### Description of the task
Make an exact copy of the listing below.

*** Data to process

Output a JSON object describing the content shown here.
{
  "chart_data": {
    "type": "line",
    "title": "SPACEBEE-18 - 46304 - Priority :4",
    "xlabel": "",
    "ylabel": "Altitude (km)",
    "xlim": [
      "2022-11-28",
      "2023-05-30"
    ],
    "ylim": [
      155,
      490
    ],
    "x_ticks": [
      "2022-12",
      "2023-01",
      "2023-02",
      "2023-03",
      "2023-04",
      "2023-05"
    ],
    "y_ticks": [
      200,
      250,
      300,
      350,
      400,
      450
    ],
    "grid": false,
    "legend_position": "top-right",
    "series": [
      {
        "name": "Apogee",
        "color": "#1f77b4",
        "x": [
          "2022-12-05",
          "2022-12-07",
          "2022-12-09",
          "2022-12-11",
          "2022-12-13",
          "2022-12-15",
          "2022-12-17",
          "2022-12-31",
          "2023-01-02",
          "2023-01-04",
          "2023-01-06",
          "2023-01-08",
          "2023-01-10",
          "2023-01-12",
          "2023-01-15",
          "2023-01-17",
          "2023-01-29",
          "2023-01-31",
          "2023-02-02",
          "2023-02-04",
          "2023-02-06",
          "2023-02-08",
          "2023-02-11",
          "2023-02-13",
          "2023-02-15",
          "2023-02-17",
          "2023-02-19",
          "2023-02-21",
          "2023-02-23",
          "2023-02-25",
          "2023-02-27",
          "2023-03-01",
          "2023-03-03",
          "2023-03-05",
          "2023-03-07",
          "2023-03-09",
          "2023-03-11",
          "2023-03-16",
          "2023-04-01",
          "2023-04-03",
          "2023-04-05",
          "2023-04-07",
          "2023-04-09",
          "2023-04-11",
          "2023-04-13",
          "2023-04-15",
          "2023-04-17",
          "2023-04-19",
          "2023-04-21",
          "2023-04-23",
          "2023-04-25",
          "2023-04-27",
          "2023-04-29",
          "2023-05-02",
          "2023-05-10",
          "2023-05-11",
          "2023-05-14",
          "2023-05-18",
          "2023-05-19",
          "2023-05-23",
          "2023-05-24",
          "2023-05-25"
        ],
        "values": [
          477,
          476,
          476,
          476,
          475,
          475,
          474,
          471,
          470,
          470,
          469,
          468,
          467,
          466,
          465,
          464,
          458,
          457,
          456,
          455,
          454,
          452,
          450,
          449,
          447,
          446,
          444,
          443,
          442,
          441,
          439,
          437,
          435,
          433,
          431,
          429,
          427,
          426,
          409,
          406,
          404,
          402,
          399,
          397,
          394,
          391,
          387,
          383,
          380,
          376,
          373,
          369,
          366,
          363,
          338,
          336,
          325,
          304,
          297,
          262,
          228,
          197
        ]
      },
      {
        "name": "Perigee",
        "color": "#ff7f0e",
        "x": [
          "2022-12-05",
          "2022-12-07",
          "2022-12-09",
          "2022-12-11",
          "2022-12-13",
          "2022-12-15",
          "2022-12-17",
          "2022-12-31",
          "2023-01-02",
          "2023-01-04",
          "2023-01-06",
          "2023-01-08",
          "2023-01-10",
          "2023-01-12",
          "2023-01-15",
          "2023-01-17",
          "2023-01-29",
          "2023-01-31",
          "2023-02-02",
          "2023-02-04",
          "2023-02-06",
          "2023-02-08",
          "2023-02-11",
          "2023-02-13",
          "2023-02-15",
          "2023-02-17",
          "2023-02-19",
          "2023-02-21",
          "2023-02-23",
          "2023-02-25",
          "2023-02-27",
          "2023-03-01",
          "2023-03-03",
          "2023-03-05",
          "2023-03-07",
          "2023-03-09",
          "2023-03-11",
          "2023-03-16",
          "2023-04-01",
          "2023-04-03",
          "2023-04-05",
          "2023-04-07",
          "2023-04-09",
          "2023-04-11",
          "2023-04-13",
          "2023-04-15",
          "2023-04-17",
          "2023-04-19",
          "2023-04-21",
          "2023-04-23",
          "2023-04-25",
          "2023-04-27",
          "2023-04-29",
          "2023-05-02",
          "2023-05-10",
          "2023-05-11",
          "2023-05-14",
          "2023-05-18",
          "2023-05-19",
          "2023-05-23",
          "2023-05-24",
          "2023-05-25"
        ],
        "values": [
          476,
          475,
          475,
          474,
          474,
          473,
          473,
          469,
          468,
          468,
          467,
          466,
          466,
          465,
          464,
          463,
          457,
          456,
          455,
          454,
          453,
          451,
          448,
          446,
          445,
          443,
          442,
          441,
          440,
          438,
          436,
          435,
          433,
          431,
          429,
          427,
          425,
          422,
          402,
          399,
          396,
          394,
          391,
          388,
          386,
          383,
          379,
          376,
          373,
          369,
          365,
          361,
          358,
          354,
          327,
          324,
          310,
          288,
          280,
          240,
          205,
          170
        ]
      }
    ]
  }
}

******

### Exercise response
Output a JSON object describing the content shown here.
{
  "chart_data": {
    "type": "line",
    "title": "SPACEBEE-18 - 46304 - Priority :4",
    "xlabel": "",
    "ylabel": "Altitude (km)",
    "xlim": [
      "2022-11-28",
      "2023-05-30"
    ],
    "ylim": [
      155,
      490
    ],
    "x_ticks": [
      "2022-12",
      "2023-01",
      "2023-02",
      "2023-03",
      "2023-04",
      "2023-05"
    ],
    "y_ticks": [
      200,
      250,
      300,
      350,
      400,
      450
    ],
    "grid": false,
    "legend_position": "top-right",
    "series": [
      {
        "name": "Apogee",
        "color": "#1f77b4",
        "x": [
          "2022-12-05",
          "2022-12-07",
          "2022-12-09",
          "2022-12-11",
          "2022-12-13",
          "2022-12-15",
          "2022-12-17",
          "2022-12-31",
          "2023-01-02",
          "2023-01-04",
          "2023-01-06",
          "2023-01-08",
          "2023-01-10",
          "2023-01-12",
          "2023-01-15",
          "2023-01-17",
          "2023-01-29",
          "2023-01-31",
          "2023-02-02",
          "2023-02-04",
          "2023-02-06",
          "2023-02-08",
          "2023-02-11",
          "2023-02-13",
          "2023-02-15",
          "2023-02-17",
          "2023-02-19",
          "2023-02-21",
          "2023-02-23",
          "2023-02-25",
          "2023-02-27",
          "2023-03-01",
          "2023-03-03",
          "2023-03-05",
          "2023-03-07",
          "2023-03-09",
          "2023-03-11",
          "2023-03-16",
          "2023-04-01",
          "2023-04-03",
          "2023-04-05",
          "2023-04-07",
          "2023-04-09",
          "2023-04-11",
          "2023-04-13",
          "2023-04-15",
          "2023-04-17",
          "2023-04-19",
          "2023-04-21",
          "2023-04-23",
          "2023-04-25",
          "2023-04-27",
          "2023-04-29",
          "2023-05-02",
          "2023-05-10",
          "2023-05-11",
          "2023-05-14",
          "2023-05-18",
          "2023-05-19",
          "2023-05-23",
          "2023-05-24",
          "2023-05-25"
        ],
        "values": [
          477,
          476,
          476,
          476,
          475,
          475,
          474,
          471,
          470,
          470,
          469,
          468,
          467,
          466,
          465,
          464,
          458,
          457,
          456,
          455,
          454,
          452,
          450,
          449,
          447,
          446,
          444,
          443,
          442,
          441,
          439,
          437,
          435,
          433,
          431,
          429,
          427,
          426,
          409,
          406,
          404,
          402,
          399,
          397,
          394,
          391,
          387,
          383,
          380,
          376,
          373,
          369,
          366,
          363,
          338,
          336,
          325,
          304,
          297,
          262,
          228,
          197
        ]
      },
      {
        "name": "Perigee",
        "color": "#ff7f0e",
        "x": [
          "2022-12-05",
          "2022-12-07",
          "2022-12-09",
          "2022-12-11",
          "2022-12-13",
          "2022-12-15",
          "2022-12-17",
          "2022-12-31",
          "2023-01-02",
          "2023-01-04",
          "2023-01-06",
          "2023-01-08",
          "2023-01-10",
          "2023-01-12",
          "2023-01-15",
          "2023-01-17",
          "2023-01-29",
          "2023-01-31",
          "2023-02-02",
          "2023-02-04",
          "2023-02-06",
          "2023-02-08",
          "2023-02-11",
          "2023-02-13",
          "2023-02-15",
          "2023-02-17",
          "2023-02-19",
          "2023-02-21",
          "2023-02-23",
          "2023-02-25",
          "2023-02-27",
          "2023-03-01",
          "2023-03-03",
          "2023-03-05",
          "2023-03-07",
          "2023-03-09",
          "2023-03-11",
          "2023-03-16",
          "2023-04-01",
          "2023-04-03",
          "2023-04-05",
          "2023-04-07",
          "2023-04-09",
          "2023-04-11",
          "2023-04-13",
          "2023-04-15",
          "2023-04-17",
          "2023-04-19",
          "2023-04-21",
          "2023-04-23",
          "2023-04-25",
          "2023-04-27",
          "2023-04-29",
          "2023-05-02",
          "2023-05-10",
          "2023-05-11",
          "2023-05-14",
          "2023-05-18",
          "2023-05-19",
          "2023-05-23",
          "2023-05-24",
          "2023-05-25"
        ],
        "values": [
          476,
          475,
          475,
          474,
          474,
          473,
          473,
          469,
          468,
          468,
          467,
          466,
          466,
          465,
          464,
          463,
          457,
          456,
          455,
          454,
          453,
          451,
          448,
          446,
          445,
          443,
          442,
          441,
          440,
          438,
          436,
          435,
          433,
          431,
          429,
          427,
          425,
          422,
          402,
          399,
          396,
          394,
          391,
          388,
          386,
          383,
          379,
          376,
          373,
          369,
          365,
          361,
          358,
          354,
          327,
          324,
          310,
          288,
          280,
          240,
          205,
          170
        ]
      }
    ]
  }
}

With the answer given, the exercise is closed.